Your goal:
Keep only the lines of the listing that include the word "fraiche", and copy them.

Provided data:
>> START

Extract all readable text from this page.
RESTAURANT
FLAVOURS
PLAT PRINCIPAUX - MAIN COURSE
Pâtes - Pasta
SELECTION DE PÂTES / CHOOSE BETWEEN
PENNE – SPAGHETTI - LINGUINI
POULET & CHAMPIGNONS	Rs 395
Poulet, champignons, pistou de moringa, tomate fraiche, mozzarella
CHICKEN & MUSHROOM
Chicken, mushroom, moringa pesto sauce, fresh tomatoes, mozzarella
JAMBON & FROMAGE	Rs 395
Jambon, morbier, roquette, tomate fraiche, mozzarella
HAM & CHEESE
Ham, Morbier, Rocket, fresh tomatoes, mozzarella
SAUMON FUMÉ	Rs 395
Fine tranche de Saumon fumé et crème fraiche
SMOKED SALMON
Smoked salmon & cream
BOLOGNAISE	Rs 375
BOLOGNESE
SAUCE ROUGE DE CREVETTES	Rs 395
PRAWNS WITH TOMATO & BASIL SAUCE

>> END

Final answer:
Poulet, champignons, pistou de moringa, tomate fraiche, mozzarella
Jambon, morbier, roquette, tomate fraiche, mozzarella
Fine tranche de Saumon fumé et crème fraiche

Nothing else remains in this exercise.